— Start Data records —
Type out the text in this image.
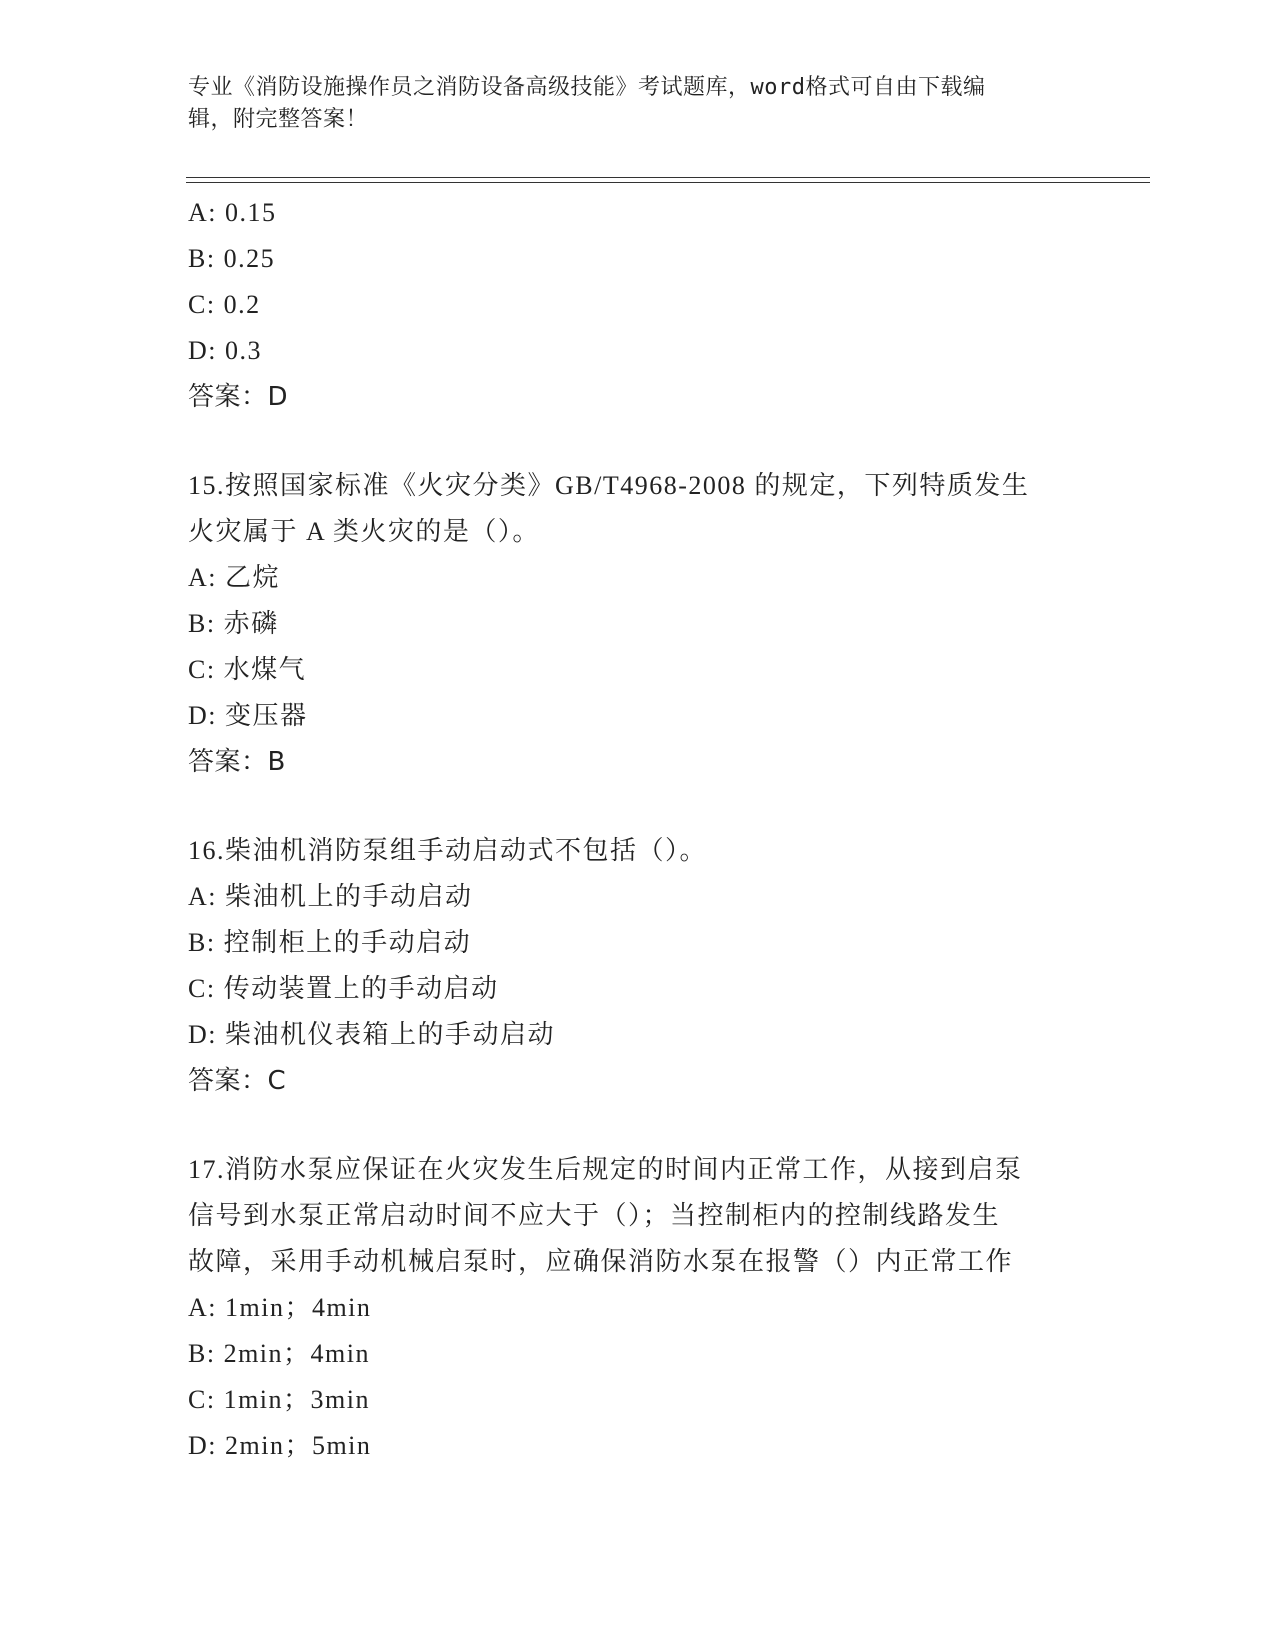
专业《消防设施操作员之消防设备高级技能》考试题库，word格式可自由下载编
辑，附完整答案！
A: 0.15
B: 0.25
C: 0.2
D: 0.3
答案：D
15.按照国家标准《火灾分类》GB/T4968-2008 的规定，下列特质发生
火灾属于 A 类火灾的是（）。
A: 乙烷
B: 赤磷
C: 水煤气
D: 变压器
答案：B
16.柴油机消防泵组手动启动式不包括（）。
A: 柴油机上的手动启动
B: 控制柜上的手动启动
C: 传动装置上的手动启动
D: 柴油机仪表箱上的手动启动
答案：C
17.消防水泵应保证在火灾发生后规定的时间内正常工作，从接到启泵
信号到水泵正常启动时间不应大于（）；当控制柜内的控制线路发生
故障，采用手动机械启泵时，应确保消防水泵在报警（）内正常工作
A: 1min；4min
B: 2min；4min
C: 1min；3min
D: 2min；5min
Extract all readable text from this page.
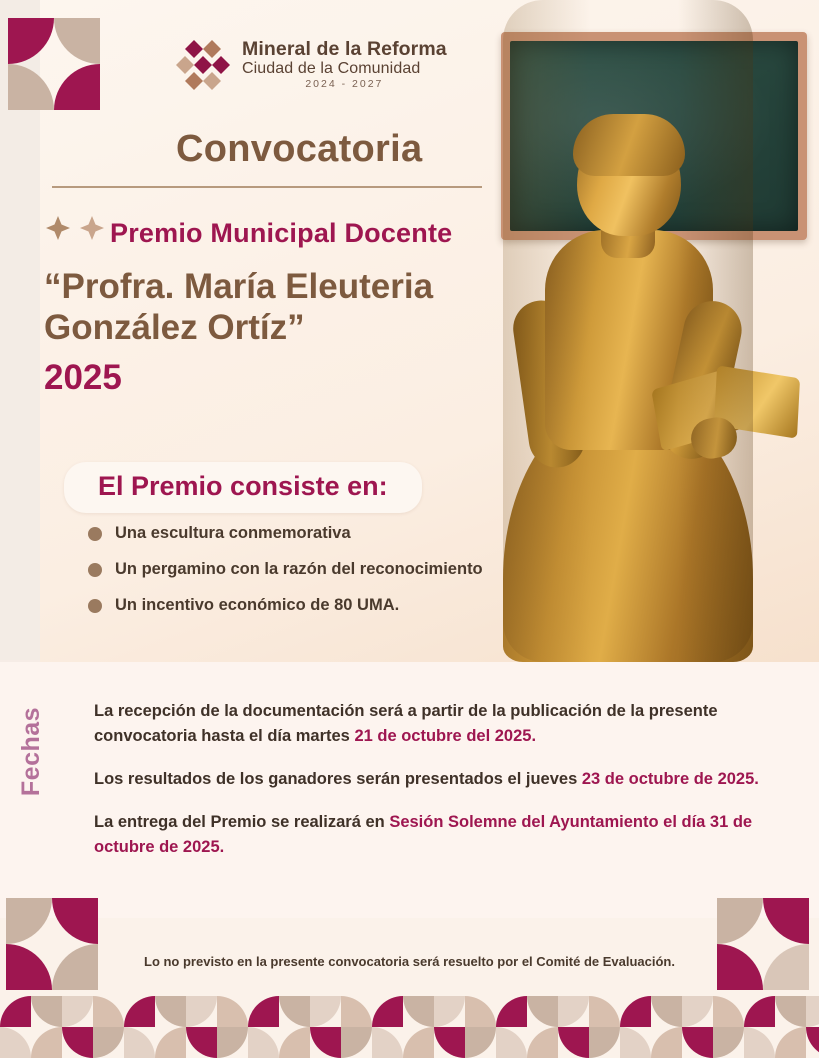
Mineral de la Reforma
Ciudad de la Comunidad
2024 - 2027
Convocatoria
Premio Municipal Docente
“Profra. María Eleuteria González Ortíz”
2025
El Premio consiste en:
Una escultura conmemorativa
Un pergamino con la razón del reconocimiento
Un incentivo económico de 80 UMA.
Fechas	La recepción de la documentación será a partir de la publicación de la presente convocatoria hasta el día martes 21 de octubre del 2025.

Los resultados de los ganadores serán presentados el jueves 23 de octubre de 2025.

La entrega del Premio se realizará en Sesión Solemne del Ayuntamiento el día 31 de octubre de 2025.

Lo no previsto en la presente convocatoria será resuelto por el Comité de Evaluación.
— End Data records —
[Exercise]
Leave out the pictures, and extract exactly the lines from the one with "Extract all readable text from this page." through the end of the records, both ends included.

[Written response]
Extract all readable text from this page.
Mineral de la Reforma
Ciudad de la Comunidad
2024 - 2027
Convocatoria
Premio Municipal Docente
“Profra. María Eleuteria González Ortíz”
2025
El Premio consiste en:
Una escultura conmemorativa
Un pergamino con la razón del reconocimiento
Un incentivo económico de 80 UMA.
Fechas	La recepción de la documentación será a partir de la publicación de la presente convocatoria hasta el día martes 21 de octubre del 2025.

Los resultados de los ganadores serán presentados el jueves 23 de octubre de 2025.

La entrega del Premio se realizará en Sesión Solemne del Ayuntamiento el día 31 de octubre de 2025.

Lo no previsto en la presente convocatoria será resuelto por el Comité de Evaluación.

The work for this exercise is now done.